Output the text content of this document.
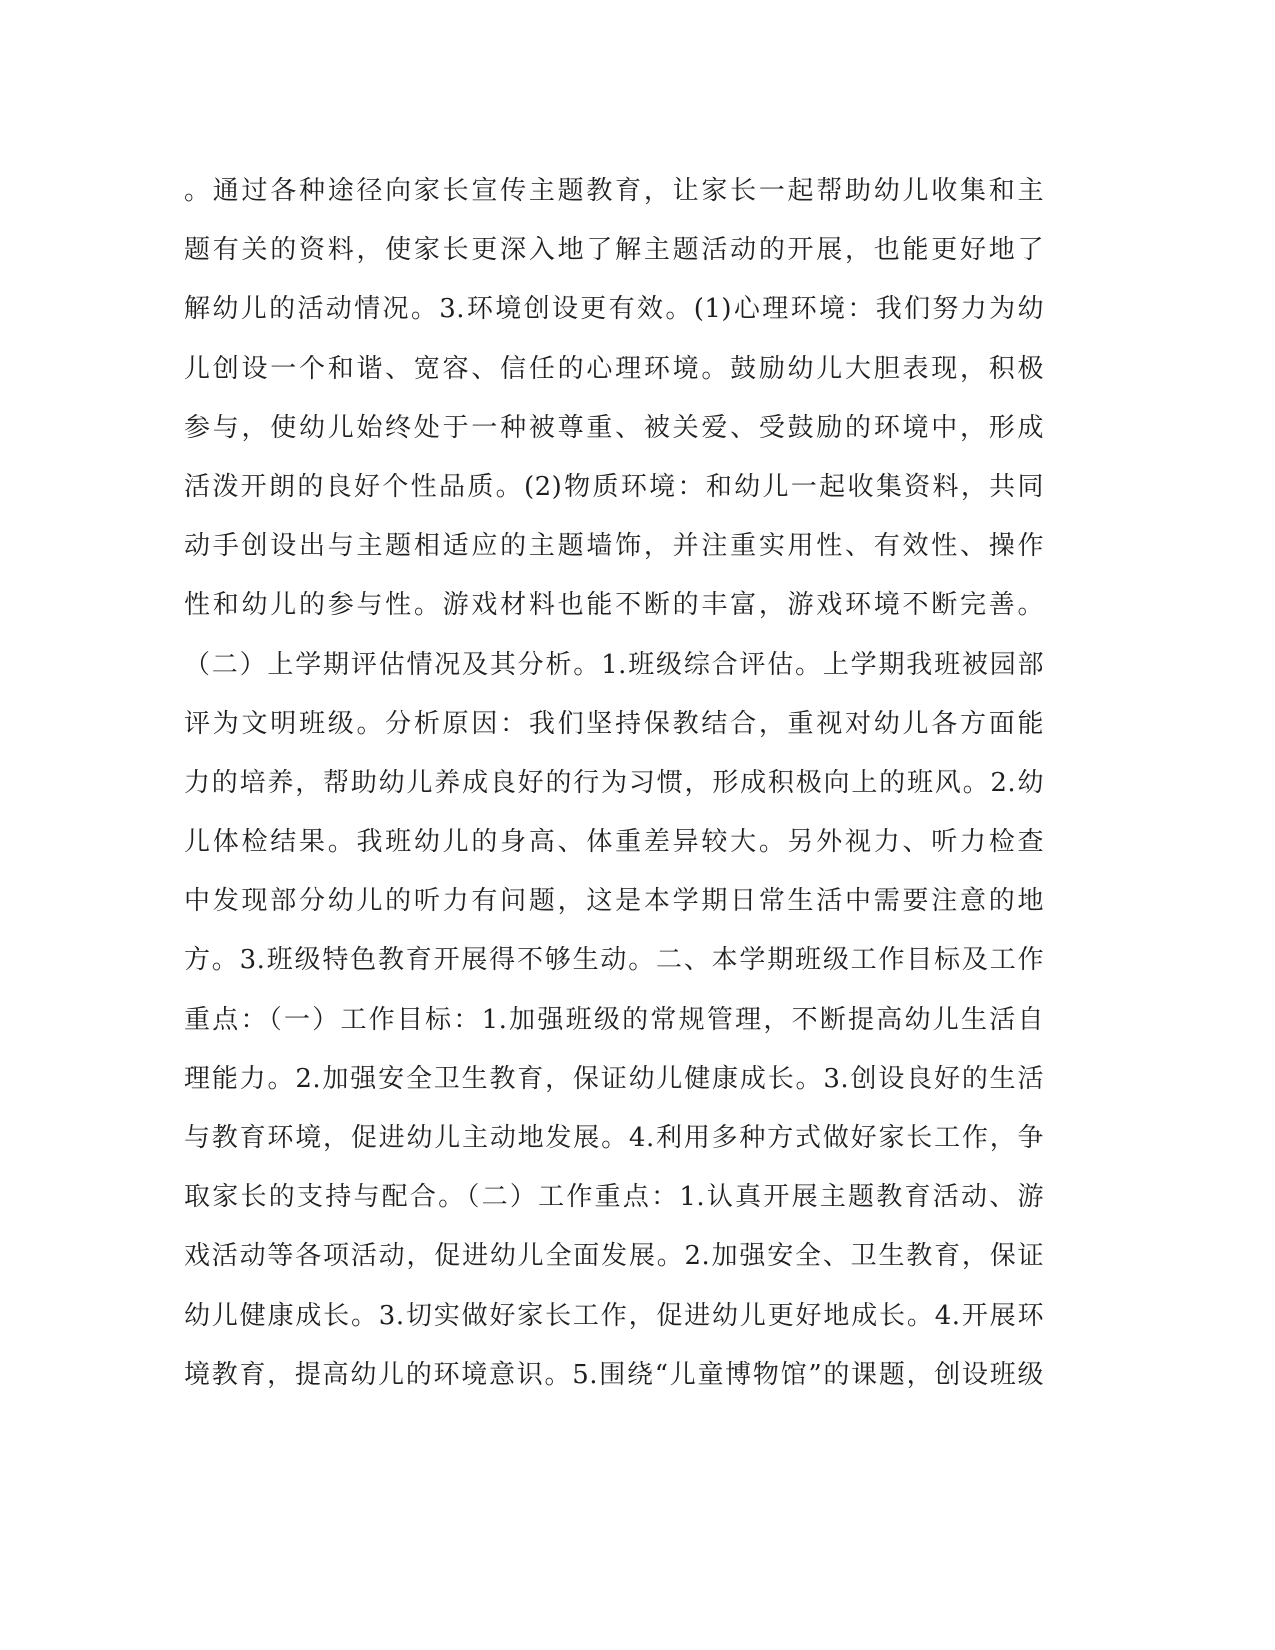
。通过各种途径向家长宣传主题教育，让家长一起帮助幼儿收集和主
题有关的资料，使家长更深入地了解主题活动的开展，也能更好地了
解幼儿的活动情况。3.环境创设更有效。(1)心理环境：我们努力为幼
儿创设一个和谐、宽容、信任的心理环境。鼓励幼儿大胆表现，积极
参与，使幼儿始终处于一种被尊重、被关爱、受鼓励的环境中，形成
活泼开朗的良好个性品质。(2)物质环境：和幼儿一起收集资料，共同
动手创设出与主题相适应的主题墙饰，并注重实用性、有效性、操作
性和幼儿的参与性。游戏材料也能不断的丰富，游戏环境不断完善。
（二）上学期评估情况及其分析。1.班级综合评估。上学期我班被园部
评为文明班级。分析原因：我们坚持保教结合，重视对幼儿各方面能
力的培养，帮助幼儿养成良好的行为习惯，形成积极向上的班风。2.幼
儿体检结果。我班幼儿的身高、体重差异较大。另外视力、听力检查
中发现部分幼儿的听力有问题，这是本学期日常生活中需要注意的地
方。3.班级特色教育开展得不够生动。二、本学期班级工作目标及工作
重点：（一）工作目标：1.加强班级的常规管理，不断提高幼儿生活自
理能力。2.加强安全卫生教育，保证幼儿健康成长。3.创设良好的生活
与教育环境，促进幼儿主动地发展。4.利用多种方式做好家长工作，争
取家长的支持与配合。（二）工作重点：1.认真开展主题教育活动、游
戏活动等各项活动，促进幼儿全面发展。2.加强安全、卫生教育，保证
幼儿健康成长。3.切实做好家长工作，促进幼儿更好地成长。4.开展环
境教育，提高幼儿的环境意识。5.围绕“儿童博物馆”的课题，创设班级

• • • •

- Task description
Omit the pictures. Output every record above word for word.

- Answer to the exercise
Output the text content of this document.
。通过各种途径向家长宣传主题教育，让家长一起帮助幼儿收集和主
题有关的资料，使家长更深入地了解主题活动的开展，也能更好地了
解幼儿的活动情况。3.环境创设更有效。(1)心理环境：我们努力为幼
儿创设一个和谐、宽容、信任的心理环境。鼓励幼儿大胆表现，积极
参与，使幼儿始终处于一种被尊重、被关爱、受鼓励的环境中，形成
活泼开朗的良好个性品质。(2)物质环境：和幼儿一起收集资料，共同
动手创设出与主题相适应的主题墙饰，并注重实用性、有效性、操作
性和幼儿的参与性。游戏材料也能不断的丰富，游戏环境不断完善。
（二）上学期评估情况及其分析。1.班级综合评估。上学期我班被园部
评为文明班级。分析原因：我们坚持保教结合，重视对幼儿各方面能
力的培养，帮助幼儿养成良好的行为习惯，形成积极向上的班风。2.幼
儿体检结果。我班幼儿的身高、体重差异较大。另外视力、听力检查
中发现部分幼儿的听力有问题，这是本学期日常生活中需要注意的地
方。3.班级特色教育开展得不够生动。二、本学期班级工作目标及工作
重点：（一）工作目标：1.加强班级的常规管理，不断提高幼儿生活自
理能力。2.加强安全卫生教育，保证幼儿健康成长。3.创设良好的生活
与教育环境，促进幼儿主动地发展。4.利用多种方式做好家长工作，争
取家长的支持与配合。（二）工作重点：1.认真开展主题教育活动、游
戏活动等各项活动，促进幼儿全面发展。2.加强安全、卫生教育，保证
幼儿健康成长。3.切实做好家长工作，促进幼儿更好地成长。4.开展环
境教育，提高幼儿的环境意识。5.围绕“儿童博物馆”的课题，创设班级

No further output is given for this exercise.